_Short task_: Identify the lines that contain the word "确定各控制点的高程", then copy them.

_Recorded data_:
§
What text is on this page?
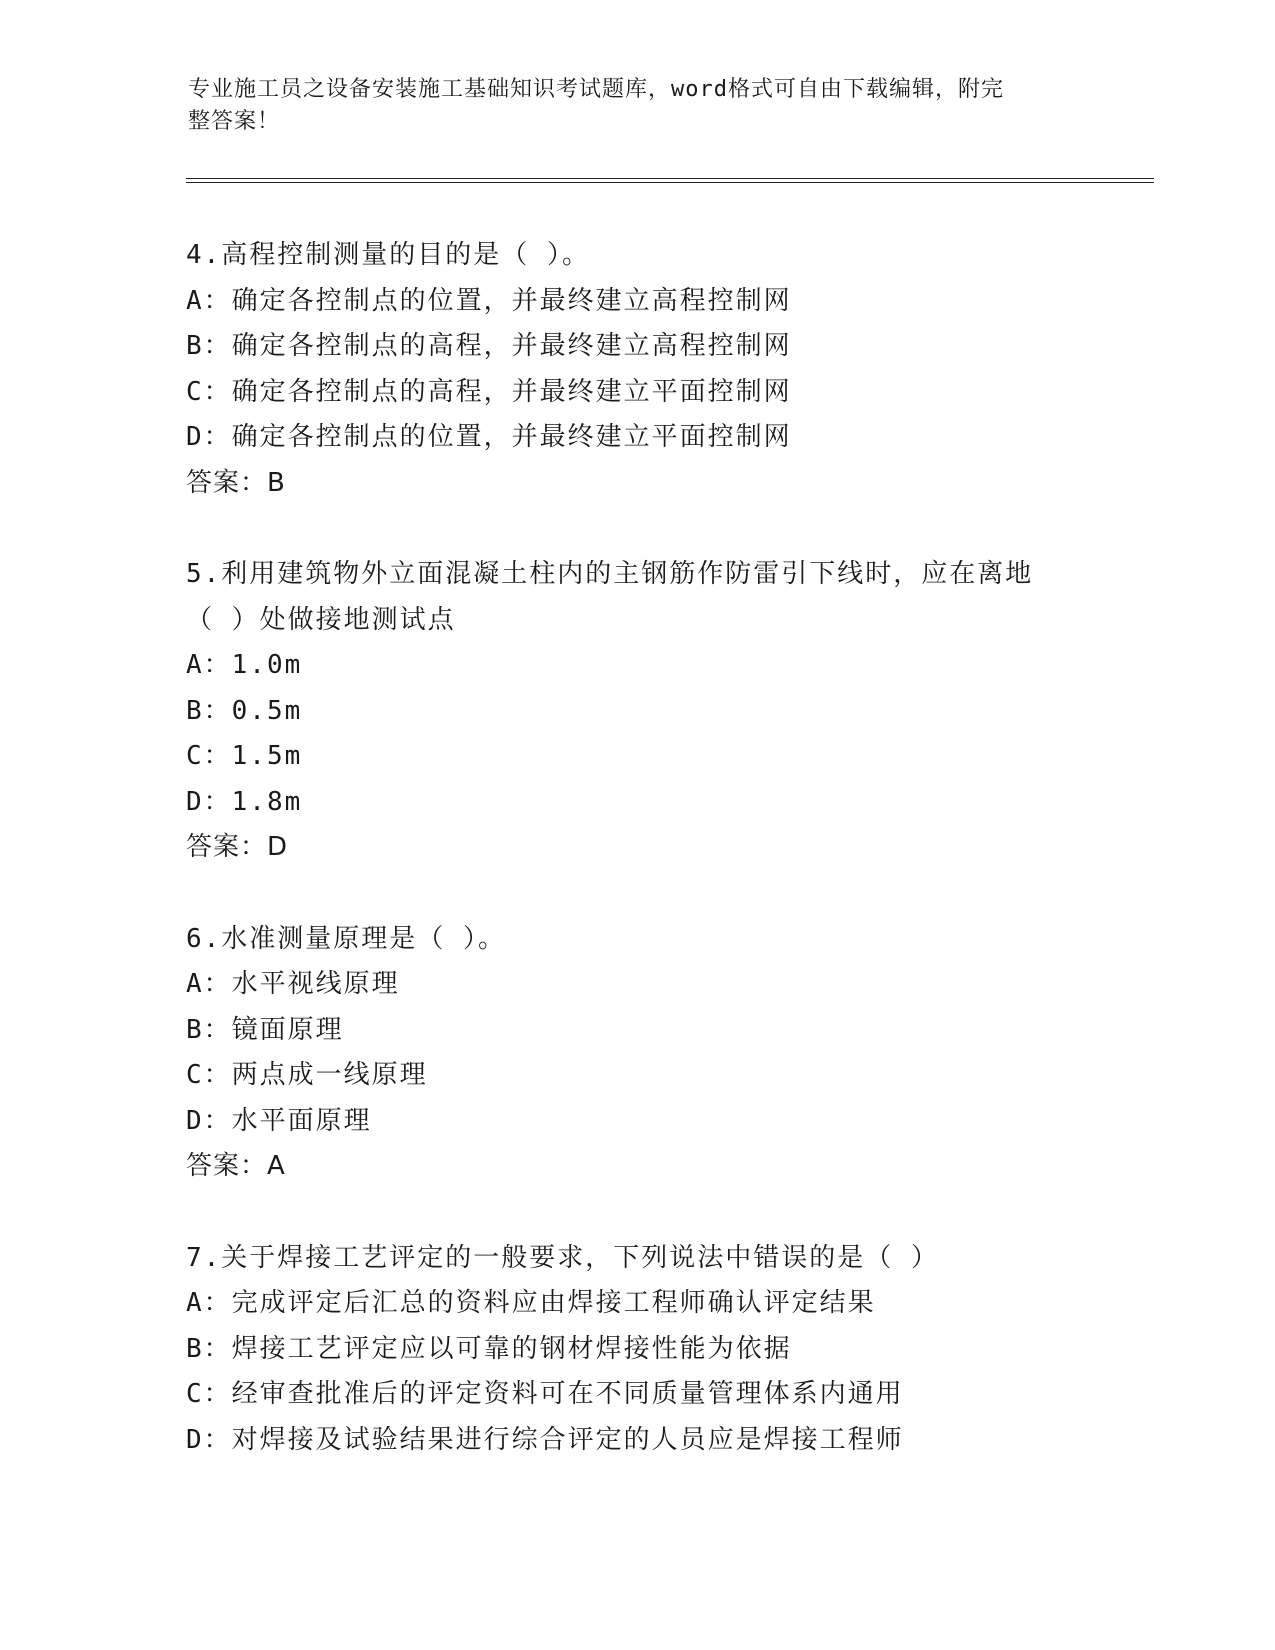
专业施工员之设备安装施工基础知识考试题库，word格式可自由下载编辑，附完
整答案！
4.高程控制测量的目的是（ ）。
A：确定各控制点的位置，并最终建立高程控制网
B：确定各控制点的高程，并最终建立高程控制网
C：确定各控制点的高程，并最终建立平面控制网
D：确定各控制点的位置，并最终建立平面控制网
答案：B
5.利用建筑物外立面混凝土柱内的主钢筋作防雷引下线时，应在离地
（ ）处做接地测试点
A：1.0m
B：0.5m
C：1.5m
D：1.8m
答案：D
6.水准测量原理是（ ）。
A：水平视线原理
B：镜面原理
C：两点成一线原理
D：水平面原理
答案：A
7.关于焊接工艺评定的一般要求，下列说法中错误的是（ ）
A：完成评定后汇总的资料应由焊接工程师确认评定结果
B：焊接工艺评定应以可靠的钢材焊接性能为依据
C：经审查批准后的评定资料可在不同质量管理体系内通用
D：对焊接及试验结果进行综合评定的人员应是焊接工程师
§
_Full answer_:
B：确定各控制点的高程，并最终建立高程控制网
C：确定各控制点的高程，并最终建立平面控制网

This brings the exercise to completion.